§ Task to complete: Transcribe the records exactly. Pictures do not belong in the transcription.

§ Extracted entries:
###
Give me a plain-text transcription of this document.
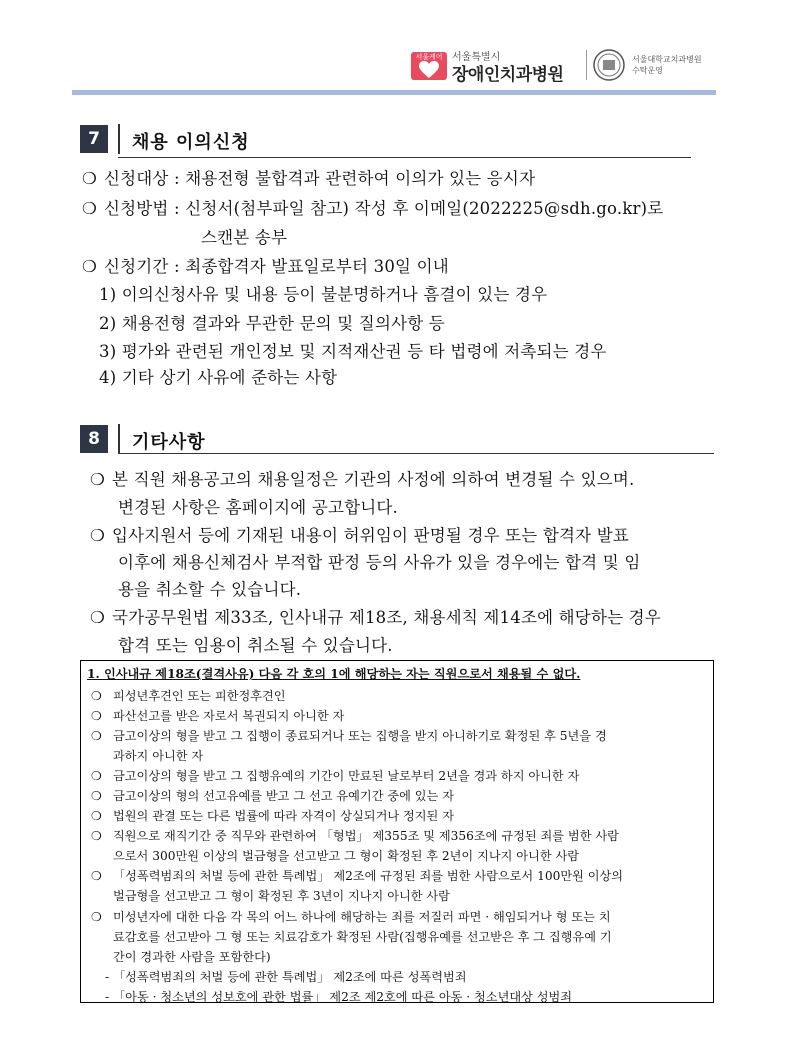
서울케어 서울특별시
장애인치과병원
서울대학교치과병원
수탁운영
7	채용 이의신청
❍ 신청대상 : 채용전형 불합격과 관련하여 이의가 있는 응시자
❍ 신청방법 : 신청서(첨부파일 참고) 작성 후 이메일(2022225@sdh.go.kr)로
스캔본 송부
❍ 신청기간 : 최종합격자 발표일로부터 30일 이내
1) 이의신청사유 및 내용 등이 불분명하거나 흠결이 있는 경우
2) 채용전형 결과와 무관한 문의 및 질의사항 등
3) 평가와 관련된 개인정보 및 지적재산권 등 타 법령에 저촉되는 경우
4) 기타 상기 사유에 준하는 사항
8	기타사항
❍ 본 직원 채용공고의 채용일정은 기관의 사정에 의하여 변경될 수 있으며.
변경된 사항은 홈페이지에 공고합니다.
❍ 입사지원서 등에 기재된 내용이 허위임이 판명될 경우 또는 합격자 발표
이후에 채용신체검사 부적합 판정 등의 사유가 있을 경우에는 합격 및 임
용을 취소할 수 있습니다.
❍ 국가공무원법 제33조, 인사내규 제18조, 채용세칙 제14조에 해당하는 경우
합격 또는 임용이 취소될 수 있습니다.
1. 인사내규 제18조(결격사유) 다음 각 호의 1에 해당하는 자는 직원으로서 채용될 수 없다.
❍ 피성년후견인 또는 피한정후견인
❍ 파산선고를 받은 자로서 복권되지 아니한 자
❍ 금고이상의 형을 받고 그 집행이 종료되거나 또는 집행을 받지 아니하기로 확정된 후 5년을 경
과하지 아니한 자
❍ 금고이상의 형을 받고 그 집행유예의 기간이 만료된 날로부터 2년을 경과 하지 아니한 자
❍ 금고이상의 형의 선고유예를 받고 그 선고 유예기간 중에 있는 자
❍ 법원의 관결 또는 다른 법률에 따라 자격이 상실되거나 정지된 자
❍ 직원으로 재직기간 중 직무와 관련하여 「형법」 제355조 및 제356조에 규정된 죄를 범한 사람
으로서 300만원 이상의 벌금형을 선고받고 그 형이 확정된 후 2년이 지나지 아니한 사람
❍ 「성폭력범죄의 처벌 등에 관한 특례법」 제2조에 규정된 죄를 범한 사람으로서 100만원 이상의
벌금형을 선고받고 그 형이 확정된 후 3년이 지나지 아니한 사람
❍ 미성년자에 대한 다음 각 목의 어느 하나에 해당하는 죄를 저질러 파면 · 해임되거나 형 또는 치
료감호를 선고받아 그 형 또는 치료감호가 확정된 사람(집행유예를 선고받은 후 그 집행유예 기
간이 경과한 사람을 포함한다)
- 「성폭력범죄의 처벌 등에 관한 특례법」 제2조에 따른 성폭력범죄
- 「아동 · 청소년의 성보호에 관한 법률」 제2조 제2호에 따른 아동 · 청소년대상 성범죄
###
§ Task result:
Give me a plain-text transcription of this document.
서울케어 서울특별시
장애인치과병원
서울대학교치과병원
수탁운영
7	채용 이의신청
❍ 신청대상 : 채용전형 불합격과 관련하여 이의가 있는 응시자
❍ 신청방법 : 신청서(첨부파일 참고) 작성 후 이메일(2022225@sdh.go.kr)로
스캔본 송부
❍ 신청기간 : 최종합격자 발표일로부터 30일 이내
1) 이의신청사유 및 내용 등이 불분명하거나 흠결이 있는 경우
2) 채용전형 결과와 무관한 문의 및 질의사항 등
3) 평가와 관련된 개인정보 및 지적재산권 등 타 법령에 저촉되는 경우
4) 기타 상기 사유에 준하는 사항
8	기타사항
❍ 본 직원 채용공고의 채용일정은 기관의 사정에 의하여 변경될 수 있으며.
변경된 사항은 홈페이지에 공고합니다.
❍ 입사지원서 등에 기재된 내용이 허위임이 판명될 경우 또는 합격자 발표
이후에 채용신체검사 부적합 판정 등의 사유가 있을 경우에는 합격 및 임
용을 취소할 수 있습니다.
❍ 국가공무원법 제33조, 인사내규 제18조, 채용세칙 제14조에 해당하는 경우
합격 또는 임용이 취소될 수 있습니다.
1. 인사내규 제18조(결격사유) 다음 각 호의 1에 해당하는 자는 직원으로서 채용될 수 없다.
❍ 피성년후견인 또는 피한정후견인
❍ 파산선고를 받은 자로서 복권되지 아니한 자
❍ 금고이상의 형을 받고 그 집행이 종료되거나 또는 집행을 받지 아니하기로 확정된 후 5년을 경
과하지 아니한 자
❍ 금고이상의 형을 받고 그 집행유예의 기간이 만료된 날로부터 2년을 경과 하지 아니한 자
❍ 금고이상의 형의 선고유예를 받고 그 선고 유예기간 중에 있는 자
❍ 법원의 관결 또는 다른 법률에 따라 자격이 상실되거나 정지된 자
❍ 직원으로 재직기간 중 직무와 관련하여 「형법」 제355조 및 제356조에 규정된 죄를 범한 사람
으로서 300만원 이상의 벌금형을 선고받고 그 형이 확정된 후 2년이 지나지 아니한 사람
❍ 「성폭력범죄의 처벌 등에 관한 특례법」 제2조에 규정된 죄를 범한 사람으로서 100만원 이상의
벌금형을 선고받고 그 형이 확정된 후 3년이 지나지 아니한 사람
❍ 미성년자에 대한 다음 각 목의 어느 하나에 해당하는 죄를 저질러 파면 · 해임되거나 형 또는 치
료감호를 선고받아 그 형 또는 치료감호가 확정된 사람(집행유예를 선고받은 후 그 집행유예 기
간이 경과한 사람을 포함한다)
- 「성폭력범죄의 처벌 등에 관한 특례법」 제2조에 따른 성폭력범죄
- 「아동 · 청소년의 성보호에 관한 법률」 제2조 제2호에 따른 아동 · 청소년대상 성범죄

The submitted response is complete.